THE EXERCISE: Extract each line holding the word "Suspensaun" from the entries.

DATA FOR THE TASK:
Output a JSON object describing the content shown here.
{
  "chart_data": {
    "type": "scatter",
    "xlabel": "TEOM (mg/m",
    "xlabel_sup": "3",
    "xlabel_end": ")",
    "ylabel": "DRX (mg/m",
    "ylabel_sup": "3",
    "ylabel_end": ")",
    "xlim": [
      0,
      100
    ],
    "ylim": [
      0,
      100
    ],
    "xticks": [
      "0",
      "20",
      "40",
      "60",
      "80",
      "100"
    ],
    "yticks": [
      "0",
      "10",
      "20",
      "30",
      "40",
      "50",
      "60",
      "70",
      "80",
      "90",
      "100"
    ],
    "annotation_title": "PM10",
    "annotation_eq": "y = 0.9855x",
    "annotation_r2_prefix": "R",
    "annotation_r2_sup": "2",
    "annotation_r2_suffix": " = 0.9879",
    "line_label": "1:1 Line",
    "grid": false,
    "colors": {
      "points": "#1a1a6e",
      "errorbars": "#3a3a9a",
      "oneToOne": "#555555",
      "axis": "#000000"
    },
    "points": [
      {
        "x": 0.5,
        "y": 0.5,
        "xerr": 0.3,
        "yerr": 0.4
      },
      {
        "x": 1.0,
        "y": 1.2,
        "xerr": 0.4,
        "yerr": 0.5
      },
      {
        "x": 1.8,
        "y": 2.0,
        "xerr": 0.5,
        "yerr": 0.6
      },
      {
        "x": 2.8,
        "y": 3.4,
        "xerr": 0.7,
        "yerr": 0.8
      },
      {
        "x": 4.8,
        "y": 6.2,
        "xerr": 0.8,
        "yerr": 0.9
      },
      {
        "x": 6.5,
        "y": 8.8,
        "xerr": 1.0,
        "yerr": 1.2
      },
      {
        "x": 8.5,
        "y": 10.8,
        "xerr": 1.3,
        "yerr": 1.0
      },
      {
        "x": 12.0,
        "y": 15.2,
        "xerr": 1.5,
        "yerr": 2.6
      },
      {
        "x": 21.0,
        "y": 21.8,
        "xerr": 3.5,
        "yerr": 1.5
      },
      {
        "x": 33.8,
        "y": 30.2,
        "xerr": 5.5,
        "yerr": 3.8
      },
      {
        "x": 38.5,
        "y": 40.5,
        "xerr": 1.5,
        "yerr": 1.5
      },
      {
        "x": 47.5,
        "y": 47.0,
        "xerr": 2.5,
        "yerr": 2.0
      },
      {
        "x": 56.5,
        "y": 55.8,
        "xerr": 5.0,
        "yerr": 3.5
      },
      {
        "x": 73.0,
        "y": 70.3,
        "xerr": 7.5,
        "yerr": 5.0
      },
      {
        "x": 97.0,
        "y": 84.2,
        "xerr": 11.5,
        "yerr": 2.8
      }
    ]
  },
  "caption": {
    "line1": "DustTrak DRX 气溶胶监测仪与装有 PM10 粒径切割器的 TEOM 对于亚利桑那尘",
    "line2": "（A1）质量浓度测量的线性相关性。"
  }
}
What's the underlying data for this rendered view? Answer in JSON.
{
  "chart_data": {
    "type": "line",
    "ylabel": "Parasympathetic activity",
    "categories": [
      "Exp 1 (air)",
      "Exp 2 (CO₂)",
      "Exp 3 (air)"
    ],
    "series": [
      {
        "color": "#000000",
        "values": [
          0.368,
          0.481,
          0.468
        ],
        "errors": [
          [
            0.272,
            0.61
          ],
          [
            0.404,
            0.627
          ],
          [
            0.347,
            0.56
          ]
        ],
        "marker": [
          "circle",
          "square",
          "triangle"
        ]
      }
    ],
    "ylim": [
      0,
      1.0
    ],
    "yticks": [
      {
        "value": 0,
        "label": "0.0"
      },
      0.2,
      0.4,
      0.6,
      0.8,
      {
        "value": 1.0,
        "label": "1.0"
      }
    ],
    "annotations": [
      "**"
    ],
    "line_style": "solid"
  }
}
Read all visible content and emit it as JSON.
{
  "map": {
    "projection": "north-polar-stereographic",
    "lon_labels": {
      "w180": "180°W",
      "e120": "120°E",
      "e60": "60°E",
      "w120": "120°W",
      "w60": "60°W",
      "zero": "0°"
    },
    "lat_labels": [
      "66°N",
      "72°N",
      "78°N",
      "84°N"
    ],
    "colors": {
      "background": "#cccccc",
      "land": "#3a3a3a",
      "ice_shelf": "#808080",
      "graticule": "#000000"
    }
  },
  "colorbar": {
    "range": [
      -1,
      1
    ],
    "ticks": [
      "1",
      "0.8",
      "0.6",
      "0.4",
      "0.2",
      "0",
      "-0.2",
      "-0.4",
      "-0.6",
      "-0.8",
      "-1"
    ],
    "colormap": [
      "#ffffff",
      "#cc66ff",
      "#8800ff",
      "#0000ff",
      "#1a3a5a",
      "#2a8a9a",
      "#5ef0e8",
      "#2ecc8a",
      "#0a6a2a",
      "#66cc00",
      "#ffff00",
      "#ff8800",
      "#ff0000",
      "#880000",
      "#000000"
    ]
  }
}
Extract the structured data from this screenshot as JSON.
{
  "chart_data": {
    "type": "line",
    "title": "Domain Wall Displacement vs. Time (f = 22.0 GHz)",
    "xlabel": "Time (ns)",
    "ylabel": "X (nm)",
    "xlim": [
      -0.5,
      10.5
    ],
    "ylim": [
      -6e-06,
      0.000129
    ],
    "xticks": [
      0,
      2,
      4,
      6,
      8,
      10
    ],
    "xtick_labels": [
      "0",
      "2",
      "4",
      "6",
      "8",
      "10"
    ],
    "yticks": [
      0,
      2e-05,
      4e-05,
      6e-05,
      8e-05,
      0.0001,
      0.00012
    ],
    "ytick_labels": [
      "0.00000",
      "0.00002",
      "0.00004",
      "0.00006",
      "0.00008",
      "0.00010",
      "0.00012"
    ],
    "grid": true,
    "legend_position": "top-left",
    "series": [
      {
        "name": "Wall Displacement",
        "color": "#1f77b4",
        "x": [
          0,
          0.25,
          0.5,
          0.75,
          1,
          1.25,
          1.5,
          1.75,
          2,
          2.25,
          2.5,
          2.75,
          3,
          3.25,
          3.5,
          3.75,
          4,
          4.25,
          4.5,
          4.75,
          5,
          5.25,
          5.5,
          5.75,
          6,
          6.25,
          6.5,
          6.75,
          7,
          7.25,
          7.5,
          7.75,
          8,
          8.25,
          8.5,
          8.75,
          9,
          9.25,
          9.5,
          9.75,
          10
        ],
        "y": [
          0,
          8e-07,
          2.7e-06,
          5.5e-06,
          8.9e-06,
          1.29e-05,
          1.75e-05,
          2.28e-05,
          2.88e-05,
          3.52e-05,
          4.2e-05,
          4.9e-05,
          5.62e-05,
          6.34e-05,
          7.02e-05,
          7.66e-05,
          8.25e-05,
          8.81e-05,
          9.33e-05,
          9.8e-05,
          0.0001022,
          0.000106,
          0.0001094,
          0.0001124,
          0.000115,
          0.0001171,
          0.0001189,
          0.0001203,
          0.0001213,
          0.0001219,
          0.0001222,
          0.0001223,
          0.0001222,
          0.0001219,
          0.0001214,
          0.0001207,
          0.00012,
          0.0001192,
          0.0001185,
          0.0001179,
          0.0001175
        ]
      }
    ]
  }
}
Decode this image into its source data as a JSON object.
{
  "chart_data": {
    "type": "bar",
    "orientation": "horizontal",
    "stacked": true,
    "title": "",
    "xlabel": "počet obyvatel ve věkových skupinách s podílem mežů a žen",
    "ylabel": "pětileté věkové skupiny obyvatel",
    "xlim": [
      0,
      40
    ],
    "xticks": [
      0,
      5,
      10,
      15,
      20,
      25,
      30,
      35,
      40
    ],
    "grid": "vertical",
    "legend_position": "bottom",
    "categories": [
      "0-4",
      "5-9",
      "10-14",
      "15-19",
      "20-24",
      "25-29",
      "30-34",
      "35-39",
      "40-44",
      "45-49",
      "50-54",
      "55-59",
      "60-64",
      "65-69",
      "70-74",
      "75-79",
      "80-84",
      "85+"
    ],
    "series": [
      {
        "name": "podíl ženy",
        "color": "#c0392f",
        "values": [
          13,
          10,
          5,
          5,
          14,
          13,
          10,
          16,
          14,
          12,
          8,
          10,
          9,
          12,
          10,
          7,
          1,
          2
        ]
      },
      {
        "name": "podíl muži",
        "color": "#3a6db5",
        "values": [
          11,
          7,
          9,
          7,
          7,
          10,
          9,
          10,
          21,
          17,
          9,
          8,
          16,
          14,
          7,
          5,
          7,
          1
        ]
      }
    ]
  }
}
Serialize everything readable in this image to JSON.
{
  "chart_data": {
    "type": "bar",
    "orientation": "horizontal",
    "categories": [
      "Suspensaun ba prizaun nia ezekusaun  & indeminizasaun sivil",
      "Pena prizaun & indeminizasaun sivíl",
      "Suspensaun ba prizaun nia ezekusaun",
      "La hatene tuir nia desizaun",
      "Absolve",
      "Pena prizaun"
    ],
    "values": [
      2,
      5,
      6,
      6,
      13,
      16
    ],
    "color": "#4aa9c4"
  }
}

ANSWER TO THIS EXERCISE:
      "Suspensaun ba prizaun nia ezekusaun  & indeminizasaun sivil",
      "Suspensaun ba prizaun nia ezekusaun",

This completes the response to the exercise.